> _Challenge 1_
Reproduce the listing from the line containing "What elements are" down to the end of the listing, switching "screenshot" to "image" and keeping everything else unchanged. Leave the pictures out.

> _Text segment_
Yes Cazna the clean is right about something:whistling2:

Keep the dial setting to the wide open position when in storage. I have a little hissy fit when I see this not done:yes:

And if you every get tired or bored of constantly cleaning your tools, you have the perfect tool box to do what I do. Just put a cup of water at the bottom of the tool box. And set the boxes in the way you have them, brass housing up, so they don't stay in the water.

A perfect tool box would have a plate with holes in it , sitting one inch up off the bottom of the tool box. That way the tools would remain damp, and not sit in water.

But that would require time and effort, and effort becomes a bad word, as you age so.....:furious:


----------



## cazna (Mar 28, 2010)

:thumbup: Haha, I never considered the frozen nuts, I would prob get a rubbish bucket, and throw a sink on it, And get a submersable pump and hose thing.

Believe it or not, I do know someone in the trade who is much, much cleaner than me, I see him as overkill and to fussy, As you prb do with me. Keep in mind though im not just on drywall, That works a little slow here, I paint as well, Sometimes months of it with a few small plasterjobs here and there so man would my tools go nasty sitting around in mud and crap, They would prob corrode.

I guess its different for us all, If we worked together for a day, You would prob biff mud at me for a start til i looked the part :yes:


----------



## 2buckcanuck (Jul 9, 2010)

cazna said:


> Haha, I never considered the frozen nuts, I would prob get a rubbish bucket, and throw a sink on it, And get a submersable pump and hose thing.
> 
> Believe it or not, I do know someone in the trade who is much, much cleaner than me, I see him as overkill and to fussy, As you prb do with me. Keep in mind though im not just on drywall, That works a little slow here, I paint as well, Sometimes months of it with a few small plasterjobs here and there so man would my tools go nasty sitting around in mud and crap, They would prob corrode.
> 
> I guess its different for us all, If we worked together for a day, You would prob biff mud at me for a start til i looked the part :yes:


dammit:furious: now I half to agree with you

yes, if I knew my tools were going to sit for months at a time, then yes, clean them up nice.

And speaking of tools sitting for a long time, better get my arse out side and tend to them. Been sitting for past 3 plus weeks. Back to the grind on friday in a huge shack. 2buckjr will be in on this one:furious:

Got to take advantage of this lovely canuck winter were having. Plus 5 degrees Celsius today, grey and over cast, but no snow :thumbup:

And don't you dare post pictures of your nice sunny paradise you live in Cazna the clean


----------



## Stopper (Nov 5, 2011)

ArRRhahhahhahah!









:thumbup:


----------



## cazna (Mar 28, 2010)

OMG that vans terrable, Have you been taking lessons from moore??

No sun here 2Buck, Been wet all week.


----------



## cazna (Mar 28, 2010)

> _Challenge 2_
Proceed with the forum thread about cleaning and storing drywall tools, picking up right after its last line.

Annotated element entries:
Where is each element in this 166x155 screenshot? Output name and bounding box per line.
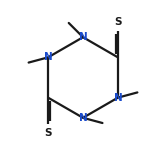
- Text: N: N: [114, 93, 122, 103]
- Text: N: N: [44, 52, 52, 62]
- Text: N: N: [79, 113, 87, 123]
- Text: N: N: [79, 32, 87, 42]
- Text: S: S: [114, 18, 122, 27]
- Text: S: S: [44, 128, 52, 137]
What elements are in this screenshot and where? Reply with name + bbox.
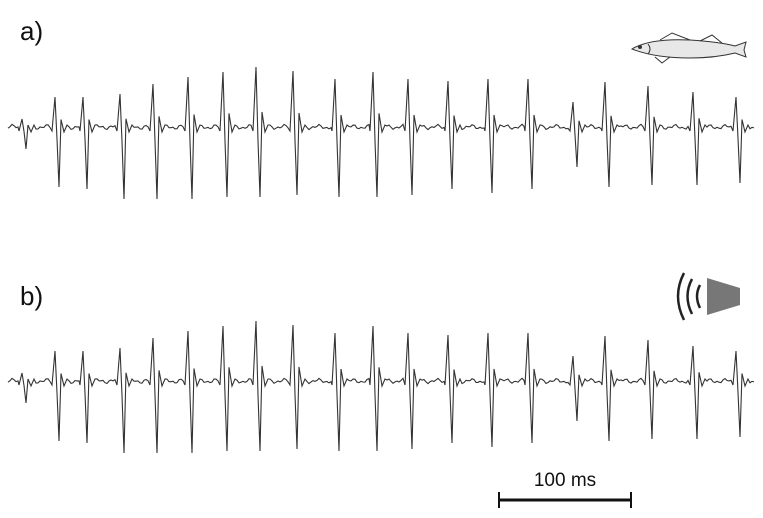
panel-label: a)	[20, 16, 43, 46]
scale-bar-label: 100 ms	[534, 470, 596, 491]
scale-bar: 100 ms	[498, 470, 632, 508]
waveform	[7, 66, 755, 200]
waveform	[7, 320, 755, 454]
panel-label: b)	[20, 281, 43, 311]
speaker-icon	[676, 272, 740, 321]
fish-icon	[630, 32, 747, 64]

> _Task output 1_
What elements are in this image and where? Reply with name + bbox.
panel-label: a)	[20, 16, 43, 46]
scale-bar-label: 100 ms	[534, 470, 596, 491]
scale-bar: 100 ms	[498, 470, 632, 508]
waveform	[7, 66, 755, 200]
waveform	[7, 320, 755, 454]
panel-label: b)	[20, 281, 43, 311]
speaker-icon	[676, 272, 740, 321]
fish-icon	[630, 32, 747, 64]

> _Task output 2_
Here, My work trailers not much better, Can i join the ([email protected]) Now:thumbup:


----------



## PrecisionTaping (Feb 2, 2012)

cazna said:


> Here, My work trailers not much better, Can i join the ([email protected]) Now:thumbup:


Hahaha wait wait. I'll go outside right now and take a picture of my truck!


----------



## cazna (Mar 28, 2010)

PrecisionTaping said:


> Hahaha wait wait. I'll go outside right now and take a picture of my truck!


Oh god here we go, The mother of all messy trucks :whistling2::jester:

Come on then, I want to see everyone elses pig stys. :yes:


----------



## PrecisionTaping (Feb 2, 2012)

cazna said:


> Here, My work trailers not much better, Can i join the ([email protected]) Now:thumbup:


Here we go. Thank god it stopped snowing! That would have looked really bad :laughing:





















*I dont know if we should let Cazna in the club boys....
I think he's gonna have to step up his game a little more! :laughing: hehe! Still looks to clean to me.*


----------



## P.A. ROCKER (Jul 15, 2011)

PrecisionTaping said:


> Here we go. Thank god it stopped snowing! That would have looked really bad :laughing:
> View attachment 3411
> 
> View attachment 3412
> ...


Nothing pisses me off more than my tools being left out in the weather. Get a freekin' camper top,and while you're at it buy one for fr8train!!:jester:


----------



## 2buckcanuck (Jul 9, 2010)

cazna said:


> Oh god here we go, The mother of all messy trucks :whistling2::jester:
> 
> Come on then, I want to see everyone elses pig stys. :yes:


That's nothing, I can top that, except it's night time here, and there's no flash on my cell phone, check back tomorrow.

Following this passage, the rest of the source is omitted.